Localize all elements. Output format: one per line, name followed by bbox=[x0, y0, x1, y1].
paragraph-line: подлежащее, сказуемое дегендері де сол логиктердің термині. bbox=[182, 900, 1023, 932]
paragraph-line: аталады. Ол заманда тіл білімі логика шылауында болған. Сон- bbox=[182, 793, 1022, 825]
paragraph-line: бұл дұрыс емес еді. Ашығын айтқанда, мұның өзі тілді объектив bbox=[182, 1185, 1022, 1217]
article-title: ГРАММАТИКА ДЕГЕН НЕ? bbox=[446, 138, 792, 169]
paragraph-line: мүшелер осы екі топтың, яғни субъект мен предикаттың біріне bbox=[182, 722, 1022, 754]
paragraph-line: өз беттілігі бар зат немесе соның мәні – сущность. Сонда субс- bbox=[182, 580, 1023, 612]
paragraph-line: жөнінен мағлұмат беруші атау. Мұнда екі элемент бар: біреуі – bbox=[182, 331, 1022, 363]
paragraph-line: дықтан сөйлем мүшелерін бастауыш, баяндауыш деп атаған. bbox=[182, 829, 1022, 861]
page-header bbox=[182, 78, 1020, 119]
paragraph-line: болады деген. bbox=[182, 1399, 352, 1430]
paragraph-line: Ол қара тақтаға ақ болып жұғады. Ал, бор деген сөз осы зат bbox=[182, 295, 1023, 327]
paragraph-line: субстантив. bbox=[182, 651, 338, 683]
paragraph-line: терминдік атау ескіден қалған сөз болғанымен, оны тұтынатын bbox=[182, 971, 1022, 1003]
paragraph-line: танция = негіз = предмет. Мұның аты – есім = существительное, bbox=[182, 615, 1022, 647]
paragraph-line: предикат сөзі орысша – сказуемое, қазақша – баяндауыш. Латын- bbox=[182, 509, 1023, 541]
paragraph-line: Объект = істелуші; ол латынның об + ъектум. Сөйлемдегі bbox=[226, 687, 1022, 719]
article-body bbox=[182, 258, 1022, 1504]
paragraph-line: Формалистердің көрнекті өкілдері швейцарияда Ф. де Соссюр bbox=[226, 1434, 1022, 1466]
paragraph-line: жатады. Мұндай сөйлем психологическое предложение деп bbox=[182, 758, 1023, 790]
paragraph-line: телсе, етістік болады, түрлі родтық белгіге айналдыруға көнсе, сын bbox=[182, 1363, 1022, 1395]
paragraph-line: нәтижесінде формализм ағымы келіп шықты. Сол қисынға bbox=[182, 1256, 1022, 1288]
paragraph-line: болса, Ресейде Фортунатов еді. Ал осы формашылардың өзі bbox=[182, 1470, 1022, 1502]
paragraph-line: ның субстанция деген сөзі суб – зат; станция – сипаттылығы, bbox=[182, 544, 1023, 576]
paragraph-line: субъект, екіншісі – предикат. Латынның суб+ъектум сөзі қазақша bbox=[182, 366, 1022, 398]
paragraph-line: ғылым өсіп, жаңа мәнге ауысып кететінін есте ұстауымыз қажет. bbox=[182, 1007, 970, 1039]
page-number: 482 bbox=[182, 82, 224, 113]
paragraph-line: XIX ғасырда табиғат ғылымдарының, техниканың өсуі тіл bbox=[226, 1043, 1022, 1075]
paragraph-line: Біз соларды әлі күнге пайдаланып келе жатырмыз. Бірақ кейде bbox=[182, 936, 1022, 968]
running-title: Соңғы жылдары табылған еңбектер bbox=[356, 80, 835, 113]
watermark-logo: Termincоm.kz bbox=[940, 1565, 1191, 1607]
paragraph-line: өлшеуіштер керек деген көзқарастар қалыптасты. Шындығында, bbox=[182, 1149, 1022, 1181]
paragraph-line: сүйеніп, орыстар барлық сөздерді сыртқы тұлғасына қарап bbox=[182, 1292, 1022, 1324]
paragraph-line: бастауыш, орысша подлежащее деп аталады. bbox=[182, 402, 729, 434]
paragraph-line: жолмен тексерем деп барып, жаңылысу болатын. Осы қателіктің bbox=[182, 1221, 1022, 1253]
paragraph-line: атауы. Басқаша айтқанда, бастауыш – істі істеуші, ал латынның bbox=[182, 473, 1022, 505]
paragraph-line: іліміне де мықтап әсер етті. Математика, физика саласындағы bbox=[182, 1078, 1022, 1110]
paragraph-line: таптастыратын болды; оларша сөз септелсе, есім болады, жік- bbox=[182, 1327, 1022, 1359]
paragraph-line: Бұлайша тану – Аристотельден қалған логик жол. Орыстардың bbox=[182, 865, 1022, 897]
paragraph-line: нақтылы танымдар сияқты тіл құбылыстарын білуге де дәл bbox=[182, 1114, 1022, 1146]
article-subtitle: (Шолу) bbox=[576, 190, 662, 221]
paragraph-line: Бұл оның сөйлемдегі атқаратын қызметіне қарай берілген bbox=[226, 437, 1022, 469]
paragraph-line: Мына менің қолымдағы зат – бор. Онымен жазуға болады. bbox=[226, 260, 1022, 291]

> [WHAT NEEDS TO BE DONE] Turn every item above into a numbered list, skipping any blank lines.

> [RESULT BELOW]
1. Localize all elements. Output format: one per line, name followed by bbox=[x0, y0, x1, y1].
2. paragraph-line: подлежащее, сказуемое дегендері де сол логиктердің термині. bbox=[182, 900, 1023, 932]
3. paragraph-line: аталады. Ол заманда тіл білімі логика шылауында болған. Сон- bbox=[182, 793, 1022, 825]
4. paragraph-line: бұл дұрыс емес еді. Ашығын айтқанда, мұның өзі тілді объектив bbox=[182, 1185, 1022, 1217]
5. article-title: ГРАММАТИКА ДЕГЕН НЕ? bbox=[446, 138, 792, 169]
6. paragraph-line: мүшелер осы екі топтың, яғни субъект мен предикаттың біріне bbox=[182, 722, 1022, 754]
7. paragraph-line: өз беттілігі бар зат немесе соның мәні – сущность. Сонда субс- bbox=[182, 580, 1023, 612]
8. paragraph-line: жөнінен мағлұмат беруші атау. Мұнда екі элемент бар: біреуі – bbox=[182, 331, 1022, 363]
9. paragraph-line: дықтан сөйлем мүшелерін бастауыш, баяндауыш деп атаған. bbox=[182, 829, 1022, 861]
10. page-header bbox=[182, 78, 1020, 119]
11. paragraph-line: болады деген. bbox=[182, 1399, 352, 1430]
12. paragraph-line: Ол қара тақтаға ақ болып жұғады. Ал, бор деген сөз осы зат bbox=[182, 295, 1023, 327]
13. paragraph-line: субстантив. bbox=[182, 651, 338, 683]
14. paragraph-line: терминдік атау ескіден қалған сөз болғанымен, оны тұтынатын bbox=[182, 971, 1022, 1003]
15. paragraph-line: танция = негіз = предмет. Мұның аты – есім = существительное, bbox=[182, 615, 1022, 647]
16. paragraph-line: предикат сөзі орысша – сказуемое, қазақша – баяндауыш. Латын- bbox=[182, 509, 1023, 541]
17. paragraph-line: Объект = істелуші; ол латынның об + ъектум. Сөйлемдегі bbox=[226, 687, 1022, 719]
18. article-body bbox=[182, 258, 1022, 1504]
19. paragraph-line: Формалистердің көрнекті өкілдері швейцарияда Ф. де Соссюр bbox=[226, 1434, 1022, 1466]
20. paragraph-line: жатады. Мұндай сөйлем психологическое предложение деп bbox=[182, 758, 1023, 790]
21. paragraph-line: телсе, етістік болады, түрлі родтық белгіге айналдыруға көнсе, сын bbox=[182, 1363, 1022, 1395]
22. paragraph-line: нәтижесінде формализм ағымы келіп шықты. Сол қисынға bbox=[182, 1256, 1022, 1288]
23. paragraph-line: болса, Ресейде Фортунатов еді. Ал осы формашылардың өзі bbox=[182, 1470, 1022, 1502]
24. paragraph-line: ның субстанция деген сөзі суб – зат; станция – сипаттылығы, bbox=[182, 544, 1023, 576]
25. paragraph-line: субъект, екіншісі – предикат. Латынның суб+ъектум сөзі қазақша bbox=[182, 366, 1022, 398]
26. paragraph-line: ғылым өсіп, жаңа мәнге ауысып кететінін есте ұстауымыз қажет. bbox=[182, 1007, 970, 1039]
27. page-number: 482 bbox=[182, 82, 224, 113]
28. paragraph-line: XIX ғасырда табиғат ғылымдарының, техниканың өсуі тіл bbox=[226, 1043, 1022, 1075]
29. paragraph-line: Біз соларды әлі күнге пайдаланып келе жатырмыз. Бірақ кейде bbox=[182, 936, 1022, 968]
30. running-title: Соңғы жылдары табылған еңбектер bbox=[356, 80, 835, 113]
31. watermark-logo: Termincоm.kz bbox=[940, 1565, 1191, 1607]
32. paragraph-line: өлшеуіштер керек деген көзқарастар қалыптасты. Шындығында, bbox=[182, 1149, 1022, 1181]
33. paragraph-line: сүйеніп, орыстар барлық сөздерді сыртқы тұлғасына қарап bbox=[182, 1292, 1022, 1324]
34. paragraph-line: бастауыш, орысша подлежащее деп аталады. bbox=[182, 402, 729, 434]
35. paragraph-line: жолмен тексерем деп барып, жаңылысу болатын. Осы қателіктің bbox=[182, 1221, 1022, 1253]
36. paragraph-line: атауы. Басқаша айтқанда, бастауыш – істі істеуші, ал латынның bbox=[182, 473, 1022, 505]
37. paragraph-line: іліміне де мықтап әсер етті. Математика, физика саласындағы bbox=[182, 1078, 1022, 1110]
38. paragraph-line: таптастыратын болды; оларша сөз септелсе, есім болады, жік- bbox=[182, 1327, 1022, 1359]
39. paragraph-line: Бұлайша тану – Аристотельден қалған логик жол. Орыстардың bbox=[182, 865, 1022, 897]
40. paragraph-line: нақтылы танымдар сияқты тіл құбылыстарын білуге де дәл bbox=[182, 1114, 1022, 1146]
41. article-subtitle: (Шолу) bbox=[576, 190, 662, 221]
42. paragraph-line: Бұл оның сөйлемдегі атқаратын қызметіне қарай берілген bbox=[226, 437, 1022, 469]
43. paragraph-line: Мына менің қолымдағы зат – бор. Онымен жазуға болады. bbox=[226, 260, 1022, 291]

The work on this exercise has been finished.